> **Exercise aim**
Write every entry out again exactly, please, and skip the pictures.

--- begin Records to use ---

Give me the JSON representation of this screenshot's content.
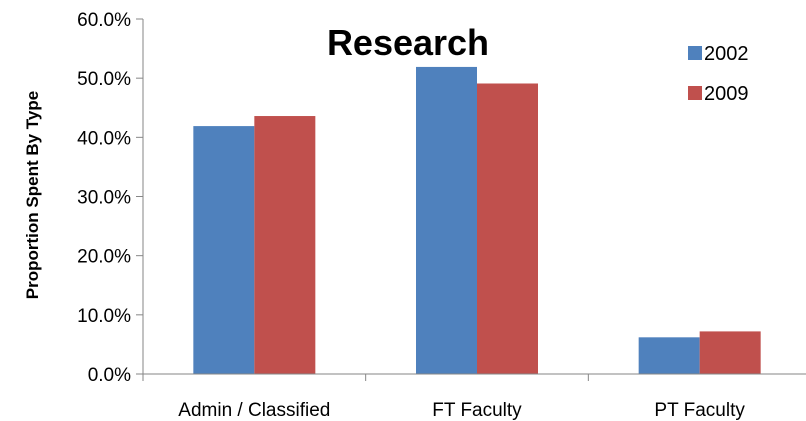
{
  "chart_data": {
    "type": "bar",
    "title": "Research",
    "xlabel": "",
    "ylabel": "Proportion Spent By Type",
    "categories": [
      "Admin / Classified",
      "FT Faculty",
      "PT Faculty"
    ],
    "series": [
      {
        "name": "2002",
        "values": [
          0.419,
          0.519,
          0.062
        ],
        "color": "#4F81BD"
      },
      {
        "name": "2009",
        "values": [
          0.436,
          0.491,
          0.072
        ],
        "color": "#C0504D"
      }
    ],
    "ylim": [
      0,
      0.6
    ],
    "yticks": [
      0,
      0.1,
      0.2,
      0.3,
      0.4,
      0.5,
      0.6
    ],
    "ytick_labels": [
      "0.0%",
      "10.0%",
      "20.0%",
      "30.0%",
      "40.0%",
      "50.0%",
      "60.0%"
    ],
    "grid": false,
    "legend_position": "top-right"
  }
}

--- end Records to use ---

> **Written response**
Give me the JSON representation of this screenshot's content.
{
  "chart_data": {
    "type": "bar",
    "title": "Research",
    "xlabel": "",
    "ylabel": "Proportion Spent By Type",
    "categories": [
      "Admin / Classified",
      "FT Faculty",
      "PT Faculty"
    ],
    "series": [
      {
        "name": "2002",
        "values": [
          0.419,
          0.519,
          0.062
        ],
        "color": "#4F81BD"
      },
      {
        "name": "2009",
        "values": [
          0.436,
          0.491,
          0.072
        ],
        "color": "#C0504D"
      }
    ],
    "ylim": [
      0,
      0.6
    ],
    "yticks": [
      0,
      0.1,
      0.2,
      0.3,
      0.4,
      0.5,
      0.6
    ],
    "ytick_labels": [
      "0.0%",
      "10.0%",
      "20.0%",
      "30.0%",
      "40.0%",
      "50.0%",
      "60.0%"
    ],
    "grid": false,
    "legend_position": "top-right"
  }
}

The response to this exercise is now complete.